Problem:
Keep the wording of each record exactly the same when you repeat it, and leave out pictures.
** BEGIN **
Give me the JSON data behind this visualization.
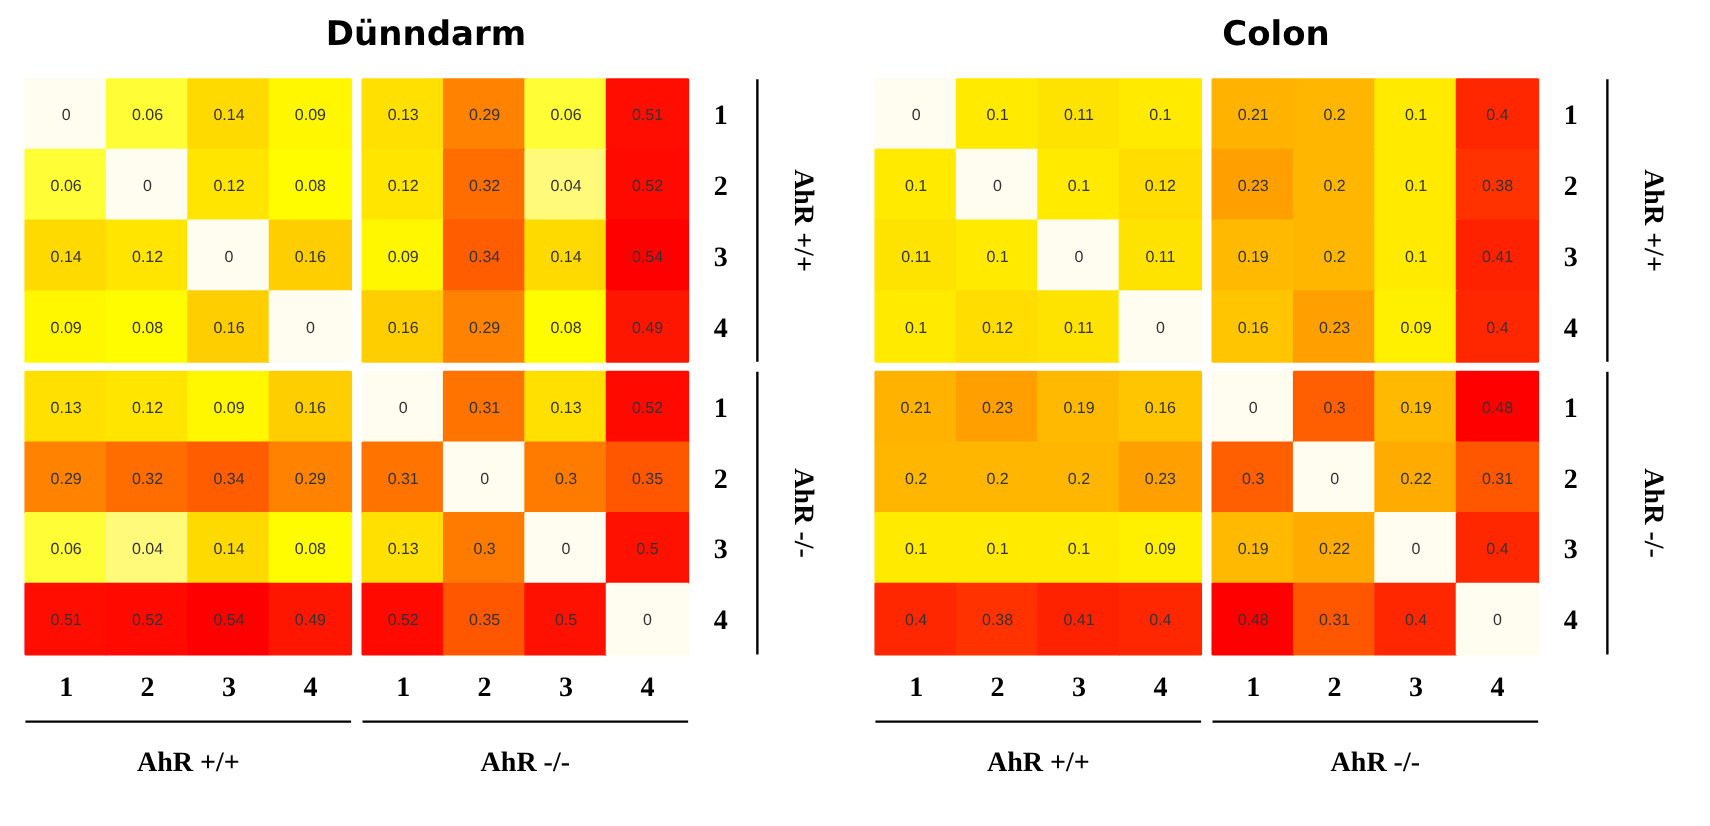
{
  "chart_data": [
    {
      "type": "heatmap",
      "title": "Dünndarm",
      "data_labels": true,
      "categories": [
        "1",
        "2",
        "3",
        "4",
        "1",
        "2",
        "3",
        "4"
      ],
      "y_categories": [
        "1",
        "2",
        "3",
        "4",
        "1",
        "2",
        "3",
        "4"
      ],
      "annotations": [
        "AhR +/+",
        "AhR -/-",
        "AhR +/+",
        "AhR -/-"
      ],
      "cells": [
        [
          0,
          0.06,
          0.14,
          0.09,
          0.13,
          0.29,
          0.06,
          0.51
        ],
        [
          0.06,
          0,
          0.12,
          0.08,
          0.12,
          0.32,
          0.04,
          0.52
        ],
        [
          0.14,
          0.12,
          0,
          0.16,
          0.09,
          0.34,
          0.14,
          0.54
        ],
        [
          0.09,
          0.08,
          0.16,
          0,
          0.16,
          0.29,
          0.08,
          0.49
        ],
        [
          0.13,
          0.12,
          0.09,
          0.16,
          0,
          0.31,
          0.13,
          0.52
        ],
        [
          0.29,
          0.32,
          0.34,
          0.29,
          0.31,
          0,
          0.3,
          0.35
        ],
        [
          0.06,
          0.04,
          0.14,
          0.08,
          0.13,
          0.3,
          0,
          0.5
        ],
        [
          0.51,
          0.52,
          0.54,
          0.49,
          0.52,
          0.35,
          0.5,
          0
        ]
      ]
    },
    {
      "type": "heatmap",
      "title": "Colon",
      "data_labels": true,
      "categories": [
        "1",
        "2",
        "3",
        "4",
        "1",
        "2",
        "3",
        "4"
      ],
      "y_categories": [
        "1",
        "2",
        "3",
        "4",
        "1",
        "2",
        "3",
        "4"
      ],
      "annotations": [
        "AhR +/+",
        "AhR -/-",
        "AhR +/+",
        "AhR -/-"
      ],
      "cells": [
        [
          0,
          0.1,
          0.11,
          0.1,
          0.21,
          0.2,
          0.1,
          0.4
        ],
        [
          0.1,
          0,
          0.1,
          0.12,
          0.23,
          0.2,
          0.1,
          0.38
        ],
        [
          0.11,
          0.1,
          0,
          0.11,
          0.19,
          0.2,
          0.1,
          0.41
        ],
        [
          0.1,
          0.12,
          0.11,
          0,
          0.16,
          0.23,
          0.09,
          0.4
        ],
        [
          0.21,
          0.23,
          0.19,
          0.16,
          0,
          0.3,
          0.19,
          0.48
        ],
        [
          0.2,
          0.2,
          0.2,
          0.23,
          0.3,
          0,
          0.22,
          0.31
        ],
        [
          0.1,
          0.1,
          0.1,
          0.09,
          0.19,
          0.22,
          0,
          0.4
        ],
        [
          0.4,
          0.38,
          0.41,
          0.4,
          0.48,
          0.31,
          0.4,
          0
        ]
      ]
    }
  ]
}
** END **
The completed task:
Give me the JSON data behind this visualization.
{
  "chart_data": [
    {
      "type": "heatmap",
      "title": "Dünndarm",
      "data_labels": true,
      "categories": [
        "1",
        "2",
        "3",
        "4",
        "1",
        "2",
        "3",
        "4"
      ],
      "y_categories": [
        "1",
        "2",
        "3",
        "4",
        "1",
        "2",
        "3",
        "4"
      ],
      "annotations": [
        "AhR +/+",
        "AhR -/-",
        "AhR +/+",
        "AhR -/-"
      ],
      "cells": [
        [
          0,
          0.06,
          0.14,
          0.09,
          0.13,
          0.29,
          0.06,
          0.51
        ],
        [
          0.06,
          0,
          0.12,
          0.08,
          0.12,
          0.32,
          0.04,
          0.52
        ],
        [
          0.14,
          0.12,
          0,
          0.16,
          0.09,
          0.34,
          0.14,
          0.54
        ],
        [
          0.09,
          0.08,
          0.16,
          0,
          0.16,
          0.29,
          0.08,
          0.49
        ],
        [
          0.13,
          0.12,
          0.09,
          0.16,
          0,
          0.31,
          0.13,
          0.52
        ],
        [
          0.29,
          0.32,
          0.34,
          0.29,
          0.31,
          0,
          0.3,
          0.35
        ],
        [
          0.06,
          0.04,
          0.14,
          0.08,
          0.13,
          0.3,
          0,
          0.5
        ],
        [
          0.51,
          0.52,
          0.54,
          0.49,
          0.52,
          0.35,
          0.5,
          0
        ]
      ]
    },
    {
      "type": "heatmap",
      "title": "Colon",
      "data_labels": true,
      "categories": [
        "1",
        "2",
        "3",
        "4",
        "1",
        "2",
        "3",
        "4"
      ],
      "y_categories": [
        "1",
        "2",
        "3",
        "4",
        "1",
        "2",
        "3",
        "4"
      ],
      "annotations": [
        "AhR +/+",
        "AhR -/-",
        "AhR +/+",
        "AhR -/-"
      ],
      "cells": [
        [
          0,
          0.1,
          0.11,
          0.1,
          0.21,
          0.2,
          0.1,
          0.4
        ],
        [
          0.1,
          0,
          0.1,
          0.12,
          0.23,
          0.2,
          0.1,
          0.38
        ],
        [
          0.11,
          0.1,
          0,
          0.11,
          0.19,
          0.2,
          0.1,
          0.41
        ],
        [
          0.1,
          0.12,
          0.11,
          0,
          0.16,
          0.23,
          0.09,
          0.4
        ],
        [
          0.21,
          0.23,
          0.19,
          0.16,
          0,
          0.3,
          0.19,
          0.48
        ],
        [
          0.2,
          0.2,
          0.2,
          0.23,
          0.3,
          0,
          0.22,
          0.31
        ],
        [
          0.1,
          0.1,
          0.1,
          0.09,
          0.19,
          0.22,
          0,
          0.4
        ],
        [
          0.4,
          0.38,
          0.41,
          0.4,
          0.48,
          0.31,
          0.4,
          0
        ]
      ]
    }
  ]
}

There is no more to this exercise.